YOUR GOAL:
Pull out all lines from the listing below in which the word "complete" appears.

==== MATERIAL SHOWN

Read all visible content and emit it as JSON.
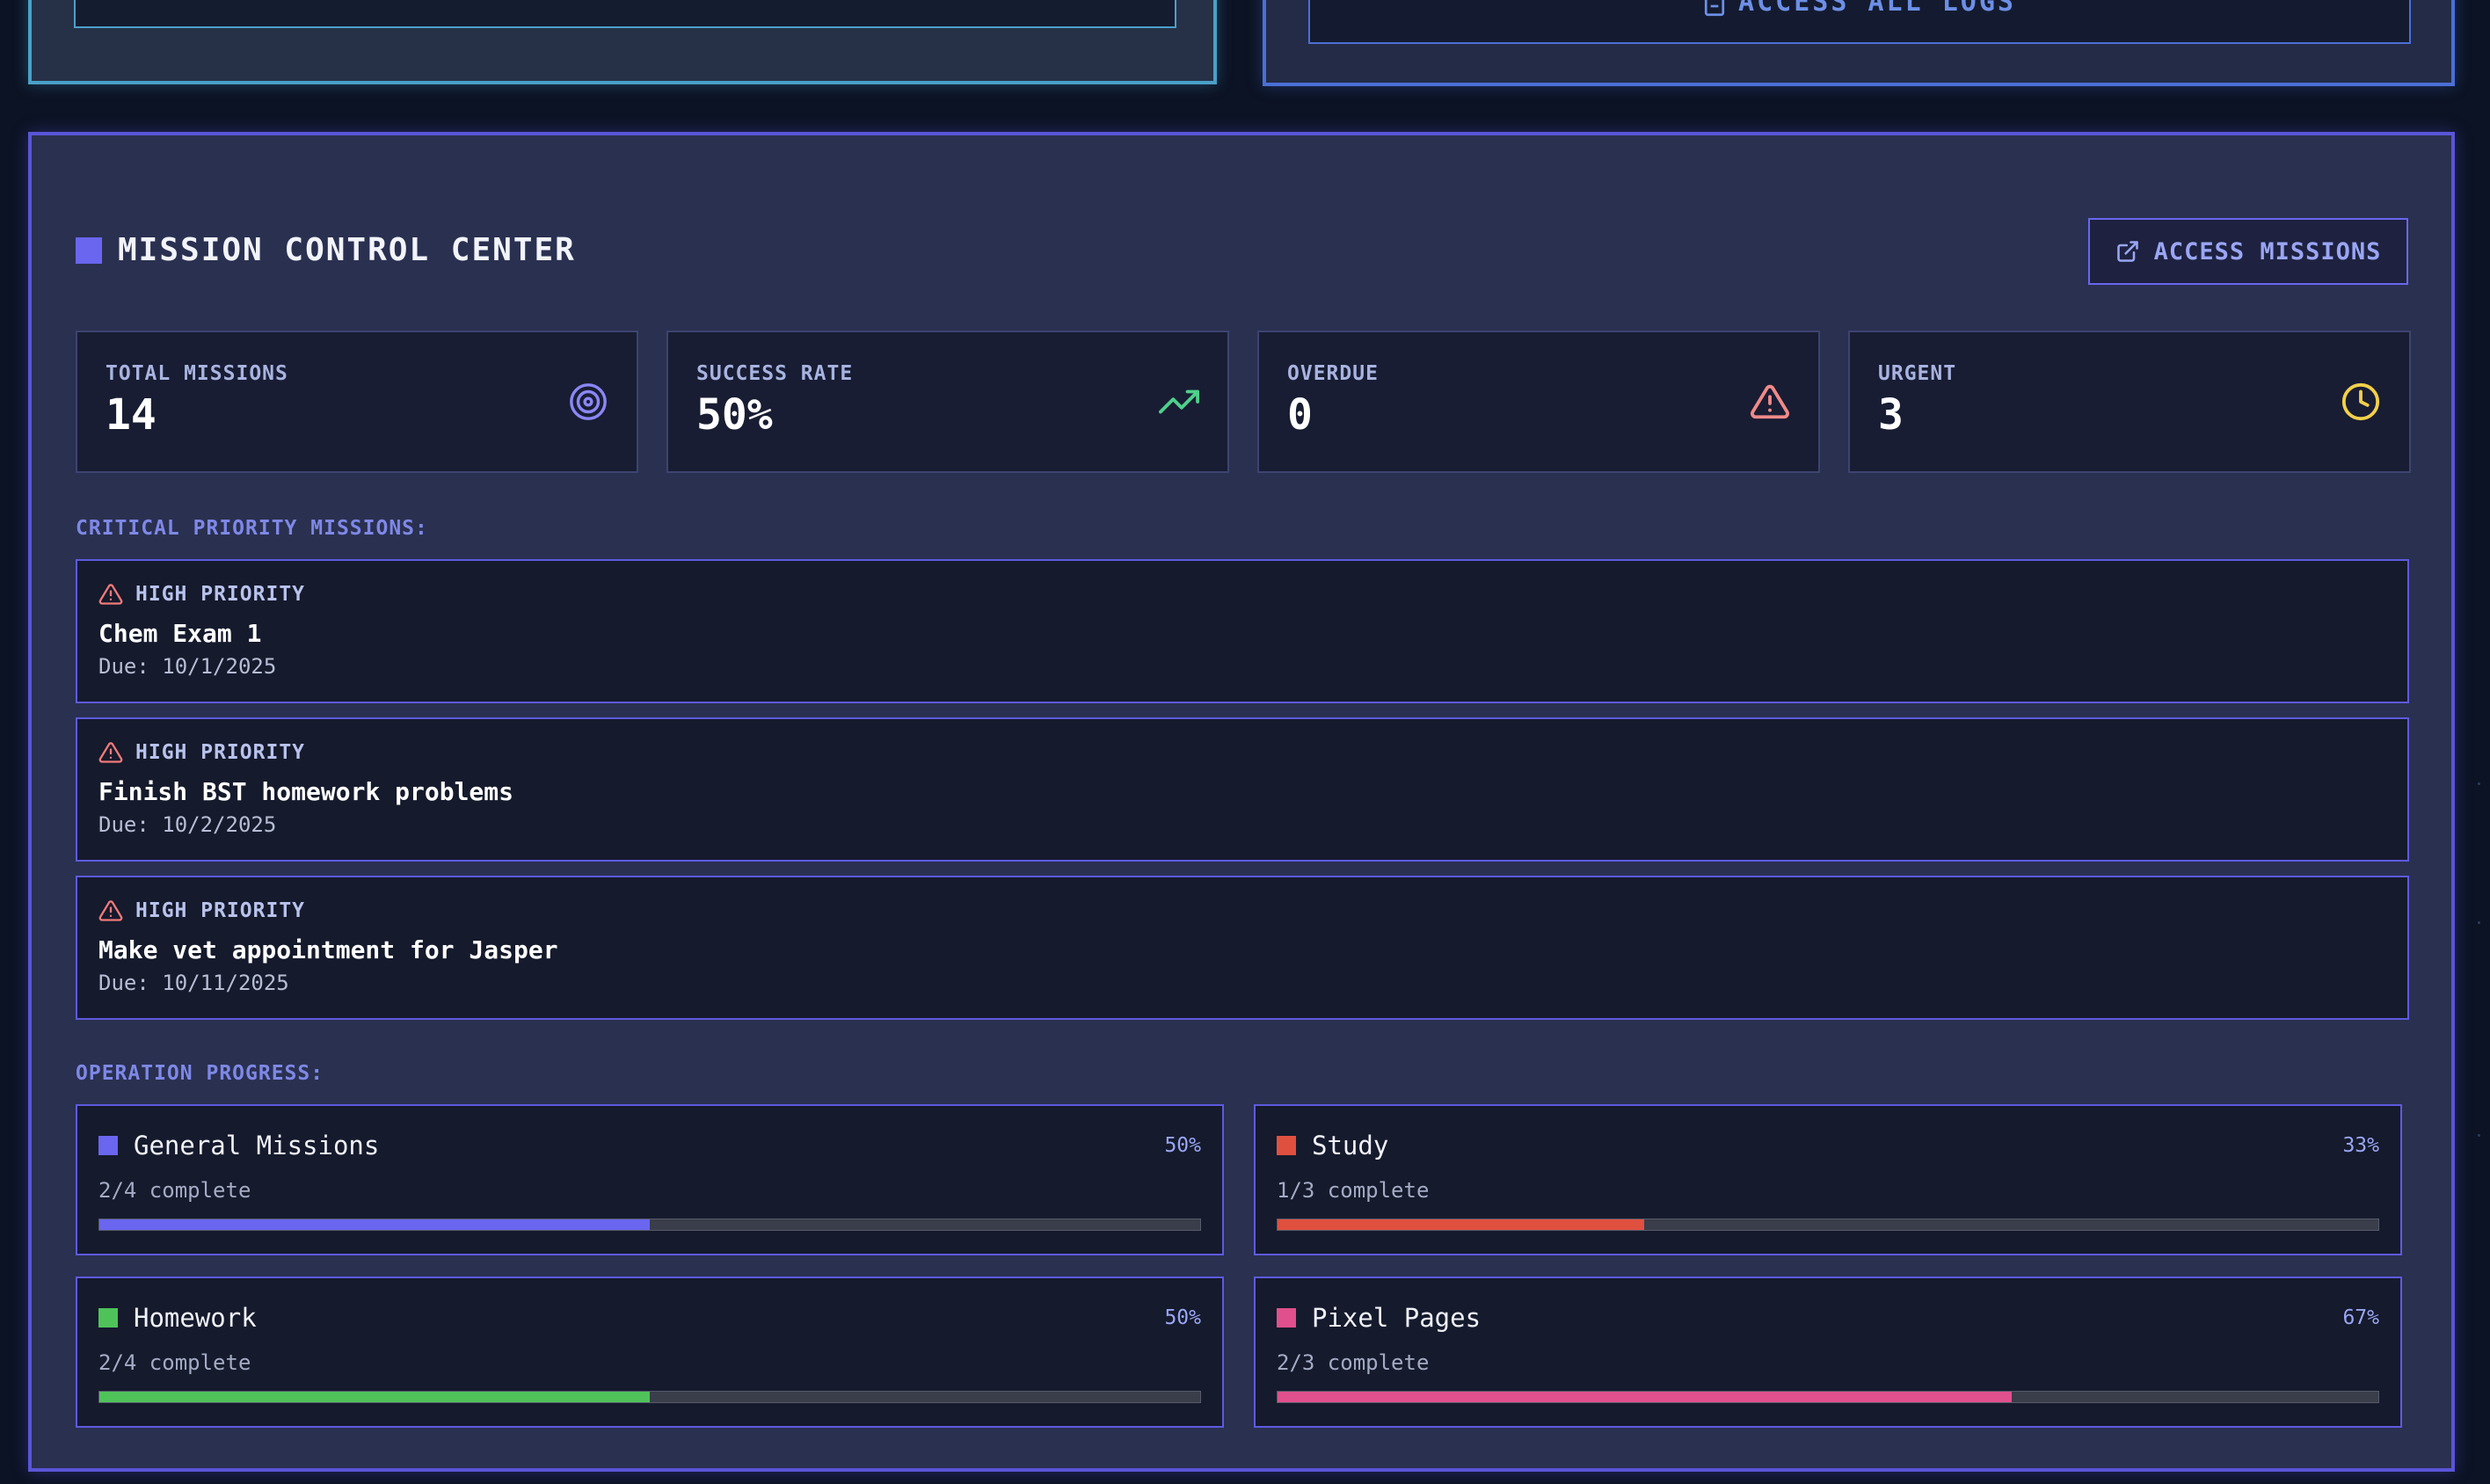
{
  "top": {
    "access_logs_label": "ACCESS ALL LOGS"
  },
  "mission_control": {
    "title": "MISSION CONTROL CENTER",
    "access_button_label": "ACCESS MISSIONS",
    "stats": [
      {
        "label": "TOTAL MISSIONS",
        "value": "14",
        "icon": "target-icon",
        "color": "#8b87f5"
      },
      {
        "label": "SUCCESS RATE",
        "value": "50%",
        "icon": "trending-up-icon",
        "color": "#4fd08b"
      },
      {
        "label": "OVERDUE",
        "value": "0",
        "icon": "alert-triangle-icon",
        "color": "#f08a8a"
      },
      {
        "label": "URGENT",
        "value": "3",
        "icon": "clock-icon",
        "color": "#f2d04a"
      }
    ],
    "critical_label": "CRITICAL PRIORITY MISSIONS:",
    "critical_missions": [
      {
        "priority": "HIGH PRIORITY",
        "name": "Chem Exam 1",
        "due": "Due: 10/1/2025"
      },
      {
        "priority": "HIGH PRIORITY",
        "name": "Finish BST homework problems",
        "due": "Due: 10/2/2025"
      },
      {
        "priority": "HIGH PRIORITY",
        "name": "Make vet appointment for Jasper",
        "due": "Due: 10/11/2025"
      }
    ],
    "progress_label": "OPERATION PROGRESS:",
    "operations": [
      {
        "name": "General Missions",
        "percent": "50%",
        "complete": "2/4 complete",
        "fraction": 0.5,
        "color": "#6a66ef"
      },
      {
        "name": "Study",
        "percent": "33%",
        "complete": "1/3 complete",
        "fraction": 0.333,
        "color": "#e0503f"
      },
      {
        "name": "Homework",
        "percent": "50%",
        "complete": "2/4 complete",
        "fraction": 0.5,
        "color": "#4fc35a"
      },
      {
        "name": "Pixel Pages",
        "percent": "67%",
        "complete": "2/3 complete",
        "fraction": 0.667,
        "color": "#e0508c"
      }
    ]
  }
}
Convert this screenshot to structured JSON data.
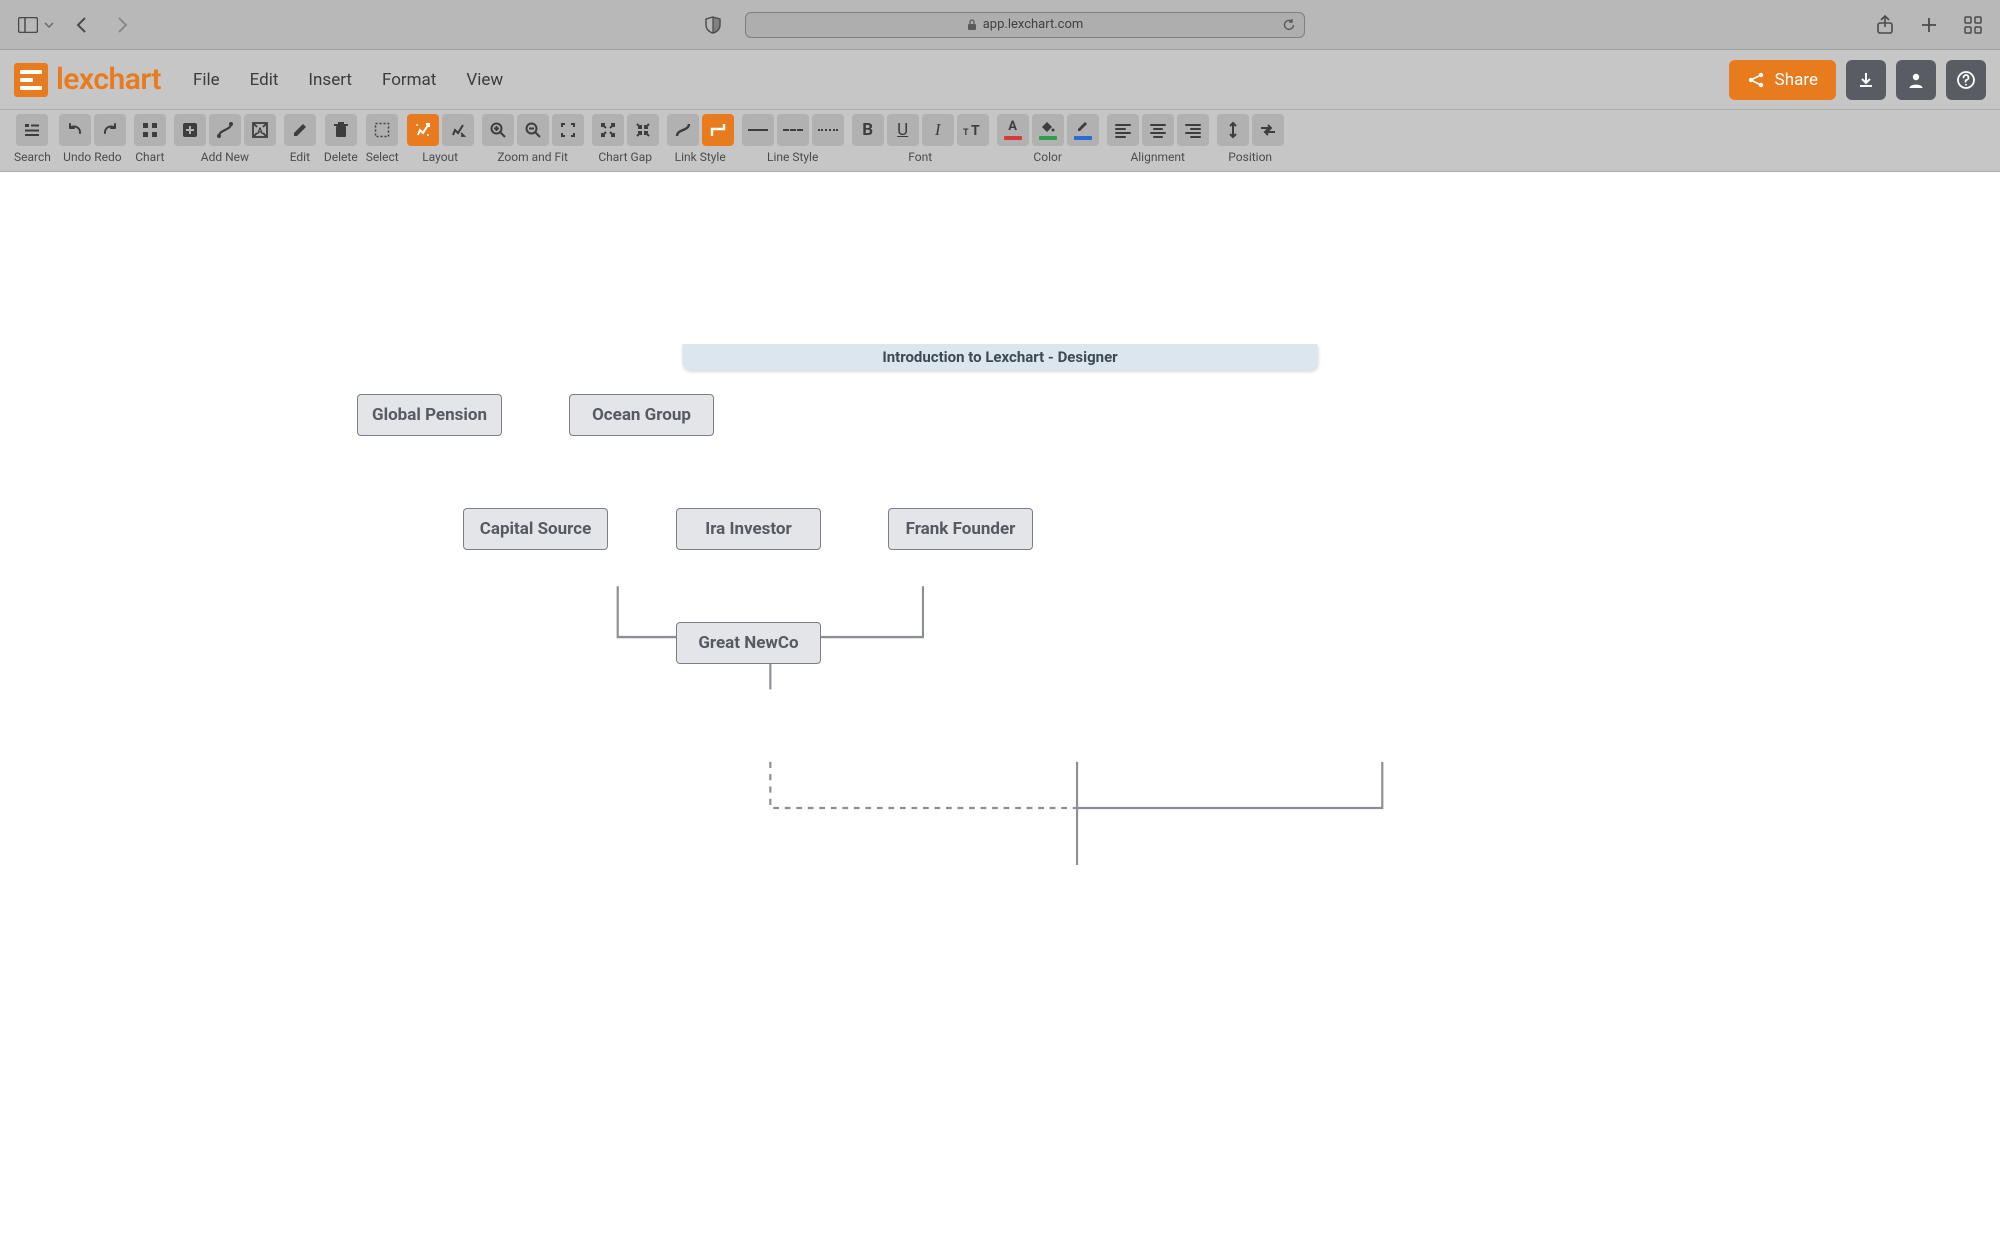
{
  "browser": {
    "url": "app.lexchart.com"
  },
  "app": {
    "logo_text": "lexchart",
    "menus": {
      "file": "File",
      "edit": "Edit",
      "insert": "Insert",
      "format": "Format",
      "view": "View"
    },
    "share_label": "Share"
  },
  "toolbar": {
    "search": "Search",
    "undo": "Undo",
    "redo": "Redo",
    "chart": "Chart",
    "add_new": "Add New",
    "edit": "Edit",
    "delete": "Delete",
    "select": "Select",
    "layout": "Layout",
    "zoom_fit": "Zoom and Fit",
    "chart_gap": "Chart Gap",
    "link_style": "Link Style",
    "line_style": "Line Style",
    "font": "Font",
    "color": "Color",
    "alignment": "Alignment",
    "position": "Position"
  },
  "document": {
    "title": "Introduction to Lexchart - Designer"
  },
  "chart_data": {
    "type": "org-chart",
    "nodes": [
      {
        "id": "global_pension",
        "label": "Global Pension"
      },
      {
        "id": "ocean_group",
        "label": "Ocean Group"
      },
      {
        "id": "capital_source",
        "label": "Capital Source"
      },
      {
        "id": "ira_investor",
        "label": "Ira Investor"
      },
      {
        "id": "frank_founder",
        "label": "Frank Founder"
      },
      {
        "id": "great_newco",
        "label": "Great NewCo"
      }
    ],
    "edges": [
      {
        "from": "global_pension",
        "to": "capital_source",
        "style": "solid"
      },
      {
        "from": "ocean_group",
        "to": "capital_source",
        "style": "solid"
      },
      {
        "from": "capital_source",
        "to": "great_newco",
        "style": "dashed"
      },
      {
        "from": "ira_investor",
        "to": "great_newco",
        "style": "solid"
      },
      {
        "from": "frank_founder",
        "to": "great_newco",
        "style": "solid"
      }
    ]
  }
}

========

OUTPUT OF THE TASK:
        "complete": "2/4 complete",
        "complete": "1/3 complete",
        "complete": "2/4 complete",
        "complete": "2/3 complete",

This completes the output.